BEGIN

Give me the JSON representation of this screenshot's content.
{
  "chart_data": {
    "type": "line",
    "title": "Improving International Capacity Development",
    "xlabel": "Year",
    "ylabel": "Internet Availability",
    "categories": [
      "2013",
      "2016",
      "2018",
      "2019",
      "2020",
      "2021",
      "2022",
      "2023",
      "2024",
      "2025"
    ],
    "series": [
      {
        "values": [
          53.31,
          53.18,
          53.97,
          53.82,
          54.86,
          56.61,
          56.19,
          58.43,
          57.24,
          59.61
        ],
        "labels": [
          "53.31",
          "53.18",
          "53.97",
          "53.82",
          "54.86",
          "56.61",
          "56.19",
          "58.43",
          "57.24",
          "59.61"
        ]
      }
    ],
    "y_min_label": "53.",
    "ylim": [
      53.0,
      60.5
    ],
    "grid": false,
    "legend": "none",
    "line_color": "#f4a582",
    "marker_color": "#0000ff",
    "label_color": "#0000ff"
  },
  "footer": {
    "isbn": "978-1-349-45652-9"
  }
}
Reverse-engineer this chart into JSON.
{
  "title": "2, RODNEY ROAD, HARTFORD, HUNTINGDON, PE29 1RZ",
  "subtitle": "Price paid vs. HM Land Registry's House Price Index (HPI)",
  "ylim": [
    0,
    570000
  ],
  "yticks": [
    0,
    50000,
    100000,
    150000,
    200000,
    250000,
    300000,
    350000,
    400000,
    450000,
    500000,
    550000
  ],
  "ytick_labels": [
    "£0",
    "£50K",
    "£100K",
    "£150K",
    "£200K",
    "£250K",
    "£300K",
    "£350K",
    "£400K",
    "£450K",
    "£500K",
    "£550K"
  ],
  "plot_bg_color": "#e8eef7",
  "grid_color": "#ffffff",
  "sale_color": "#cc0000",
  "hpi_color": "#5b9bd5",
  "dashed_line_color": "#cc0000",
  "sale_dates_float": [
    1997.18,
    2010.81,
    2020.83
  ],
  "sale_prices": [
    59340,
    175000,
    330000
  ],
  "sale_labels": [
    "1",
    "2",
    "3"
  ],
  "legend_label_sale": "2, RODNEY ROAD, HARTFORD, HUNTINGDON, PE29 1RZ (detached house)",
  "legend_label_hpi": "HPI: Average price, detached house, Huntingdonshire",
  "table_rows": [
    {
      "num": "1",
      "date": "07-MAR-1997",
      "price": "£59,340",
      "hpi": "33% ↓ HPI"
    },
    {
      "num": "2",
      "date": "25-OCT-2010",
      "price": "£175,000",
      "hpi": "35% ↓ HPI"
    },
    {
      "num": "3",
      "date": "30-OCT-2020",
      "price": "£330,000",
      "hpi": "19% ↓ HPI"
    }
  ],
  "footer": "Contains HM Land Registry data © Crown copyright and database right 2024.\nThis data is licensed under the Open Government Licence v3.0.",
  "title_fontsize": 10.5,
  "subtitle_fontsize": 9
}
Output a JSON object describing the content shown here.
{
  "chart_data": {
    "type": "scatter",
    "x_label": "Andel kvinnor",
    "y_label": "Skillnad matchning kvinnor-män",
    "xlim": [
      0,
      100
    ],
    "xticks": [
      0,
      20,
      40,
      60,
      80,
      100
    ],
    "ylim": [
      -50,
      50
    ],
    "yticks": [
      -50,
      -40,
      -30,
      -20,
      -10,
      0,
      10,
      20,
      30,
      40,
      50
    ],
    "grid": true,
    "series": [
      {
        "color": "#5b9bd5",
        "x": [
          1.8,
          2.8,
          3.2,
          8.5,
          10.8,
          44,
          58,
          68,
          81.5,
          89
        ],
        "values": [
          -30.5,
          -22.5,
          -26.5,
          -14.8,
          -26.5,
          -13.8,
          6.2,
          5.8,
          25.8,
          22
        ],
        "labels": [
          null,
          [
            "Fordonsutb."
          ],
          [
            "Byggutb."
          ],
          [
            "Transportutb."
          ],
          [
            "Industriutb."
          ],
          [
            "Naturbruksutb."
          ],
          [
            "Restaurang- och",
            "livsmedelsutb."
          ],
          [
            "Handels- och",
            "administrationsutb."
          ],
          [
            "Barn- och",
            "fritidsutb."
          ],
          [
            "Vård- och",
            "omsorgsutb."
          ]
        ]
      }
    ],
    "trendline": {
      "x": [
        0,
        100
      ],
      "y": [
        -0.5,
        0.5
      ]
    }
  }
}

END

- _What is asked_
Using the data above, output each line exactly.

- _Full output_
Give me the JSON representation of this screenshot's content.
{
  "chart_data": {
    "type": "line",
    "title": "Improving International Capacity Development",
    "xlabel": "Year",
    "ylabel": "Internet Availability",
    "categories": [
      "2013",
      "2016",
      "2018",
      "2019",
      "2020",
      "2021",
      "2022",
      "2023",
      "2024",
      "2025"
    ],
    "series": [
      {
        "values": [
          53.31,
          53.18,
          53.97,
          53.82,
          54.86,
          56.61,
          56.19,
          58.43,
          57.24,
          59.61
        ],
        "labels": [
          "53.31",
          "53.18",
          "53.97",
          "53.82",
          "54.86",
          "56.61",
          "56.19",
          "58.43",
          "57.24",
          "59.61"
        ]
      }
    ],
    "y_min_label": "53.",
    "ylim": [
      53.0,
      60.5
    ],
    "grid": false,
    "legend": "none",
    "line_color": "#f4a582",
    "marker_color": "#0000ff",
    "label_color": "#0000ff"
  },
  "footer": {
    "isbn": "978-1-349-45652-9"
  }
}
Reverse-engineer this chart into JSON.
{
  "title": "2, RODNEY ROAD, HARTFORD, HUNTINGDON, PE29 1RZ",
  "subtitle": "Price paid vs. HM Land Registry's House Price Index (HPI)",
  "ylim": [
    0,
    570000
  ],
  "yticks": [
    0,
    50000,
    100000,
    150000,
    200000,
    250000,
    300000,
    350000,
    400000,
    450000,
    500000,
    550000
  ],
  "ytick_labels": [
    "£0",
    "£50K",
    "£100K",
    "£150K",
    "£200K",
    "£250K",
    "£300K",
    "£350K",
    "£400K",
    "£450K",
    "£500K",
    "£550K"
  ],
  "plot_bg_color": "#e8eef7",
  "grid_color": "#ffffff",
  "sale_color": "#cc0000",
  "hpi_color": "#5b9bd5",
  "dashed_line_color": "#cc0000",
  "sale_dates_float": [
    1997.18,
    2010.81,
    2020.83
  ],
  "sale_prices": [
    59340,
    175000,
    330000
  ],
  "sale_labels": [
    "1",
    "2",
    "3"
  ],
  "legend_label_sale": "2, RODNEY ROAD, HARTFORD, HUNTINGDON, PE29 1RZ (detached house)",
  "legend_label_hpi": "HPI: Average price, detached house, Huntingdonshire",
  "table_rows": [
    {
      "num": "1",
      "date": "07-MAR-1997",
      "price": "£59,340",
      "hpi": "33% ↓ HPI"
    },
    {
      "num": "2",
      "date": "25-OCT-2010",
      "price": "£175,000",
      "hpi": "35% ↓ HPI"
    },
    {
      "num": "3",
      "date": "30-OCT-2020",
      "price": "£330,000",
      "hpi": "19% ↓ HPI"
    }
  ],
  "footer": "Contains HM Land Registry data © Crown copyright and database right 2024.\nThis data is licensed under the Open Government Licence v3.0.",
  "title_fontsize": 10.5,
  "subtitle_fontsize": 9
}
Output a JSON object describing the content shown here.
{
  "chart_data": {
    "type": "scatter",
    "x_label": "Andel kvinnor",
    "y_label": "Skillnad matchning kvinnor-män",
    "xlim": [
      0,
      100
    ],
    "xticks": [
      0,
      20,
      40,
      60,
      80,
      100
    ],
    "ylim": [
      -50,
      50
    ],
    "yticks": [
      -50,
      -40,
      -30,
      -20,
      -10,
      0,
      10,
      20,
      30,
      40,
      50
    ],
    "grid": true,
    "series": [
      {
        "color": "#5b9bd5",
        "x": [
          1.8,
          2.8,
          3.2,
          8.5,
          10.8,
          44,
          58,
          68,
          81.5,
          89
        ],
        "values": [
          -30.5,
          -22.5,
          -26.5,
          -14.8,
          -26.5,
          -13.8,
          6.2,
          5.8,
          25.8,
          22
        ],
        "labels": [
          null,
          [
            "Fordonsutb."
          ],
          [
            "Byggutb."
          ],
          [
            "Transportutb."
          ],
          [
            "Industriutb."
          ],
          [
            "Naturbruksutb."
          ],
          [
            "Restaurang- och",
            "livsmedelsutb."
          ],
          [
            "Handels- och",
            "administrationsutb."
          ],
          [
            "Barn- och",
            "fritidsutb."
          ],
          [
            "Vård- och",
            "omsorgsutb."
          ]
        ]
      }
    ],
    "trendline": {
      "x": [
        0,
        100
      ],
      "y": [
        -0.5,
        0.5
      ]
    }
  }
}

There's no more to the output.